- [DATA EXTRACT]:
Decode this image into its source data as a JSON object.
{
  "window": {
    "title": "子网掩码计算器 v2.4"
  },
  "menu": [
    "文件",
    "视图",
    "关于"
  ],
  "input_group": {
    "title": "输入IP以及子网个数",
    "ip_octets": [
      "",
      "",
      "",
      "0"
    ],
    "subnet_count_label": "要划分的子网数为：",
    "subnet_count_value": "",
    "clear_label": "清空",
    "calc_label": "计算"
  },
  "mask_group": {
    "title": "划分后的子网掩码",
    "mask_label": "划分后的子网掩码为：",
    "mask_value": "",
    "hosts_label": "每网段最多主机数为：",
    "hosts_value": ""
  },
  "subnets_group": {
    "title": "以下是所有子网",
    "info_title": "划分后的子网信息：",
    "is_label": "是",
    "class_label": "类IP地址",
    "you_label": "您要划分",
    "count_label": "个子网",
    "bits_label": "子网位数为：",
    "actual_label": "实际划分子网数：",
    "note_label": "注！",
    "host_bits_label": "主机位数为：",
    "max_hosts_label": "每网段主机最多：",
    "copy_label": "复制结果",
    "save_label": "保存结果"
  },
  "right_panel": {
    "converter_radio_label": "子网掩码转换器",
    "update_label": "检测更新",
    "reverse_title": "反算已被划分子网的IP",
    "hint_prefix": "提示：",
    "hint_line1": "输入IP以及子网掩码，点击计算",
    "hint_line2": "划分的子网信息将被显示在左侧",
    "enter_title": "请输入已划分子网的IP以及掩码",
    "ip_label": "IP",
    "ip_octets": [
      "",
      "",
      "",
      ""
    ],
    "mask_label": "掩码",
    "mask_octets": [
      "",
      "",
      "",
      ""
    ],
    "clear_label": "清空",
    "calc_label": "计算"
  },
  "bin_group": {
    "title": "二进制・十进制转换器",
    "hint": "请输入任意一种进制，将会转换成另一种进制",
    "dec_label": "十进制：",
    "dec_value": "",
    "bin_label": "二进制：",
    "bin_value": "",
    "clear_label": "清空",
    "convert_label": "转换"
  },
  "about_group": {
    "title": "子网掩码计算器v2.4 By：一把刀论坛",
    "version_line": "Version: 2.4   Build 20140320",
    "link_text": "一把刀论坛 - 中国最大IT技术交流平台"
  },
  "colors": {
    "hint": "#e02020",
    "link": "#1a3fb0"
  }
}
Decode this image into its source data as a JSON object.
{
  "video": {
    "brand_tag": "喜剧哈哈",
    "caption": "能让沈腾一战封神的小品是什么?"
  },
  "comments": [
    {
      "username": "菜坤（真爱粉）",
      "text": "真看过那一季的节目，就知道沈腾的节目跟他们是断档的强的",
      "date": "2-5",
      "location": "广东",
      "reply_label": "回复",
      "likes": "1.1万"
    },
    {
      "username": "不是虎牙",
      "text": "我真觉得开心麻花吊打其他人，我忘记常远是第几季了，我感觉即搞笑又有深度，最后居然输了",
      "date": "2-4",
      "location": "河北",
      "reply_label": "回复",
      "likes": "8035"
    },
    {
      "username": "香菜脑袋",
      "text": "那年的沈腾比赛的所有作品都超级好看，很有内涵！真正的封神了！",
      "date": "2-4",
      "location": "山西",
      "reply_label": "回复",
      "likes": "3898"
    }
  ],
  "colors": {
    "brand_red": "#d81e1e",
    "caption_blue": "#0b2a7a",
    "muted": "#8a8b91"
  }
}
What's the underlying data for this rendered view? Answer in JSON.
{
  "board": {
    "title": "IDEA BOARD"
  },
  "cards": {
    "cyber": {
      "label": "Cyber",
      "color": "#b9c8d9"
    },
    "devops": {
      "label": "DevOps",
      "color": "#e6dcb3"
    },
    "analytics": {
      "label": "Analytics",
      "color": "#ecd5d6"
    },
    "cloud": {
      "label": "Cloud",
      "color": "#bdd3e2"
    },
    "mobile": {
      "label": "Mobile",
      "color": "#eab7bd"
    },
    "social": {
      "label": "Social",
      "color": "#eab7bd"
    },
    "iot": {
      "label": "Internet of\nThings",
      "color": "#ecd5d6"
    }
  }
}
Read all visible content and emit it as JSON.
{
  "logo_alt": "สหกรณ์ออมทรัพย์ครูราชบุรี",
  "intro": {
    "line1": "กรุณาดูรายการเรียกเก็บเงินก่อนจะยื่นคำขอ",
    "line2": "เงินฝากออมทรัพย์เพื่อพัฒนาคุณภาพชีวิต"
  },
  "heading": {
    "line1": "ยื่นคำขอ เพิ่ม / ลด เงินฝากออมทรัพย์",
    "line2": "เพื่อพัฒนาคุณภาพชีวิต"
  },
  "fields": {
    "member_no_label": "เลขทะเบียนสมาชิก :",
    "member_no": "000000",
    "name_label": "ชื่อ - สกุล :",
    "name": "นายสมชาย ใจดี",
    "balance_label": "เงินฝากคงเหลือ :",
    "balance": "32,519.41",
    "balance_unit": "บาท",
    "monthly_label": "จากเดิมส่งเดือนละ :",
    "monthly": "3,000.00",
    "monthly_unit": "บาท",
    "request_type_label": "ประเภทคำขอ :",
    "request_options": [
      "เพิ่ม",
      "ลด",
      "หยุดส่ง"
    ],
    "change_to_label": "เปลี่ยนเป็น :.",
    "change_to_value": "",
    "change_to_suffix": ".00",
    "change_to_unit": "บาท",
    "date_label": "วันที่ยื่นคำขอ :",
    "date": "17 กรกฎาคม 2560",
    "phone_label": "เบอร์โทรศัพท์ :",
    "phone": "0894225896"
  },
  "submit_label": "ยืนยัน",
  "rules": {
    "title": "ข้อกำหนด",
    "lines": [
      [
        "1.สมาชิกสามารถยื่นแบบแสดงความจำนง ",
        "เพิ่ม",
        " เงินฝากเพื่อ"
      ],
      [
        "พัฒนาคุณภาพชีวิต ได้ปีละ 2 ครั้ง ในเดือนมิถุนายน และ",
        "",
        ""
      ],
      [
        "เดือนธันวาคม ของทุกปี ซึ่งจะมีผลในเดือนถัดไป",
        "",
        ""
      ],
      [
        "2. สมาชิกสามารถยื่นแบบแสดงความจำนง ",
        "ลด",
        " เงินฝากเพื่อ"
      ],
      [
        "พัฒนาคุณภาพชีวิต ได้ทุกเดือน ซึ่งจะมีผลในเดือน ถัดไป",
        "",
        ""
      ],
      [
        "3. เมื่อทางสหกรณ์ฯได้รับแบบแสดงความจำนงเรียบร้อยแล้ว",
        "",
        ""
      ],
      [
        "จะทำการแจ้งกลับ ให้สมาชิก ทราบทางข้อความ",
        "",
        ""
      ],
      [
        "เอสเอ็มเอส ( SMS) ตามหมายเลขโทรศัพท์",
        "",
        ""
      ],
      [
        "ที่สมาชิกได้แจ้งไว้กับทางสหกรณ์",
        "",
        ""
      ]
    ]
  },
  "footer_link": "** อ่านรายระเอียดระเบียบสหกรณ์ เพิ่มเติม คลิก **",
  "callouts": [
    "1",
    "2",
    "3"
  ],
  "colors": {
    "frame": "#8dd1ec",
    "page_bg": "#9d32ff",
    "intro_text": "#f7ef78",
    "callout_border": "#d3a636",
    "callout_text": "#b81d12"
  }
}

- [PROBLEM TO SOLVE]: Recopy the whole listing exactly.

- [ANSWER IN FULL]:
Decode this image into its source data as a JSON object.
{
  "window": {
    "title": "子网掩码计算器 v2.4"
  },
  "menu": [
    "文件",
    "视图",
    "关于"
  ],
  "input_group": {
    "title": "输入IP以及子网个数",
    "ip_octets": [
      "",
      "",
      "",
      "0"
    ],
    "subnet_count_label": "要划分的子网数为：",
    "subnet_count_value": "",
    "clear_label": "清空",
    "calc_label": "计算"
  },
  "mask_group": {
    "title": "划分后的子网掩码",
    "mask_label": "划分后的子网掩码为：",
    "mask_value": "",
    "hosts_label": "每网段最多主机数为：",
    "hosts_value": ""
  },
  "subnets_group": {
    "title": "以下是所有子网",
    "info_title": "划分后的子网信息：",
    "is_label": "是",
    "class_label": "类IP地址",
    "you_label": "您要划分",
    "count_label": "个子网",
    "bits_label": "子网位数为：",
    "actual_label": "实际划分子网数：",
    "note_label": "注！",
    "host_bits_label": "主机位数为：",
    "max_hosts_label": "每网段主机最多：",
    "copy_label": "复制结果",
    "save_label": "保存结果"
  },
  "right_panel": {
    "converter_radio_label": "子网掩码转换器",
    "update_label": "检测更新",
    "reverse_title": "反算已被划分子网的IP",
    "hint_prefix": "提示：",
    "hint_line1": "输入IP以及子网掩码，点击计算",
    "hint_line2": "划分的子网信息将被显示在左侧",
    "enter_title": "请输入已划分子网的IP以及掩码",
    "ip_label": "IP",
    "ip_octets": [
      "",
      "",
      "",
      ""
    ],
    "mask_label": "掩码",
    "mask_octets": [
      "",
      "",
      "",
      ""
    ],
    "clear_label": "清空",
    "calc_label": "计算"
  },
  "bin_group": {
    "title": "二进制・十进制转换器",
    "hint": "请输入任意一种进制，将会转换成另一种进制",
    "dec_label": "十进制：",
    "dec_value": "",
    "bin_label": "二进制：",
    "bin_value": "",
    "clear_label": "清空",
    "convert_label": "转换"
  },
  "about_group": {
    "title": "子网掩码计算器v2.4 By：一把刀论坛",
    "version_line": "Version: 2.4   Build 20140320",
    "link_text": "一把刀论坛 - 中国最大IT技术交流平台"
  },
  "colors": {
    "hint": "#e02020",
    "link": "#1a3fb0"
  }
}
Decode this image into its source data as a JSON object.
{
  "video": {
    "brand_tag": "喜剧哈哈",
    "caption": "能让沈腾一战封神的小品是什么?"
  },
  "comments": [
    {
      "username": "菜坤（真爱粉）",
      "text": "真看过那一季的节目，就知道沈腾的节目跟他们是断档的强的",
      "date": "2-5",
      "location": "广东",
      "reply_label": "回复",
      "likes": "1.1万"
    },
    {
      "username": "不是虎牙",
      "text": "我真觉得开心麻花吊打其他人，我忘记常远是第几季了，我感觉即搞笑又有深度，最后居然输了",
      "date": "2-4",
      "location": "河北",
      "reply_label": "回复",
      "likes": "8035"
    },
    {
      "username": "香菜脑袋",
      "text": "那年的沈腾比赛的所有作品都超级好看，很有内涵！真正的封神了！",
      "date": "2-4",
      "location": "山西",
      "reply_label": "回复",
      "likes": "3898"
    }
  ],
  "colors": {
    "brand_red": "#d81e1e",
    "caption_blue": "#0b2a7a",
    "muted": "#8a8b91"
  }
}
What's the underlying data for this rendered view? Answer in JSON.
{
  "board": {
    "title": "IDEA BOARD"
  },
  "cards": {
    "cyber": {
      "label": "Cyber",
      "color": "#b9c8d9"
    },
    "devops": {
      "label": "DevOps",
      "color": "#e6dcb3"
    },
    "analytics": {
      "label": "Analytics",
      "color": "#ecd5d6"
    },
    "cloud": {
      "label": "Cloud",
      "color": "#bdd3e2"
    },
    "mobile": {
      "label": "Mobile",
      "color": "#eab7bd"
    },
    "social": {
      "label": "Social",
      "color": "#eab7bd"
    },
    "iot": {
      "label": "Internet of\nThings",
      "color": "#ecd5d6"
    }
  }
}
Read all visible content and emit it as JSON.
{
  "logo_alt": "สหกรณ์ออมทรัพย์ครูราชบุรี",
  "intro": {
    "line1": "กรุณาดูรายการเรียกเก็บเงินก่อนจะยื่นคำขอ",
    "line2": "เงินฝากออมทรัพย์เพื่อพัฒนาคุณภาพชีวิต"
  },
  "heading": {
    "line1": "ยื่นคำขอ เพิ่ม / ลด เงินฝากออมทรัพย์",
    "line2": "เพื่อพัฒนาคุณภาพชีวิต"
  },
  "fields": {
    "member_no_label": "เลขทะเบียนสมาชิก :",
    "member_no": "000000",
    "name_label": "ชื่อ - สกุล :",
    "name": "นายสมชาย ใจดี",
    "balance_label": "เงินฝากคงเหลือ :",
    "balance": "32,519.41",
    "balance_unit": "บาท",
    "monthly_label": "จากเดิมส่งเดือนละ :",
    "monthly": "3,000.00",
    "monthly_unit": "บาท",
    "request_type_label": "ประเภทคำขอ :",
    "request_options": [
      "เพิ่ม",
      "ลด",
      "หยุดส่ง"
    ],
    "change_to_label": "เปลี่ยนเป็น :.",
    "change_to_value": "",
    "change_to_suffix": ".00",
    "change_to_unit": "บาท",
    "date_label": "วันที่ยื่นคำขอ :",
    "date": "17 กรกฎาคม 2560",
    "phone_label": "เบอร์โทรศัพท์ :",
    "phone": "0894225896"
  },
  "submit_label": "ยืนยัน",
  "rules": {
    "title": "ข้อกำหนด",
    "lines": [
      [
        "1.สมาชิกสามารถยื่นแบบแสดงความจำนง ",
        "เพิ่ม",
        " เงินฝากเพื่อ"
      ],
      [
        "พัฒนาคุณภาพชีวิต ได้ปีละ 2 ครั้ง ในเดือนมิถุนายน และ",
        "",
        ""
      ],
      [
        "เดือนธันวาคม ของทุกปี ซึ่งจะมีผลในเดือนถัดไป",
        "",
        ""
      ],
      [
        "2. สมาชิกสามารถยื่นแบบแสดงความจำนง ",
        "ลด",
        " เงินฝากเพื่อ"
      ],
      [
        "พัฒนาคุณภาพชีวิต ได้ทุกเดือน ซึ่งจะมีผลในเดือน ถัดไป",
        "",
        ""
      ],
      [
        "3. เมื่อทางสหกรณ์ฯได้รับแบบแสดงความจำนงเรียบร้อยแล้ว",
        "",
        ""
      ],
      [
        "จะทำการแจ้งกลับ ให้สมาชิก ทราบทางข้อความ",
        "",
        ""
      ],
      [
        "เอสเอ็มเอส ( SMS) ตามหมายเลขโทรศัพท์",
        "",
        ""
      ],
      [
        "ที่สมาชิกได้แจ้งไว้กับทางสหกรณ์",
        "",
        ""
      ]
    ]
  },
  "footer_link": "** อ่านรายระเอียดระเบียบสหกรณ์ เพิ่มเติม คลิก **",
  "callouts": [
    "1",
    "2",
    "3"
  ],
  "colors": {
    "frame": "#8dd1ec",
    "page_bg": "#9d32ff",
    "intro_text": "#f7ef78",
    "callout_border": "#d3a636",
    "callout_text": "#b81d12"
  }
}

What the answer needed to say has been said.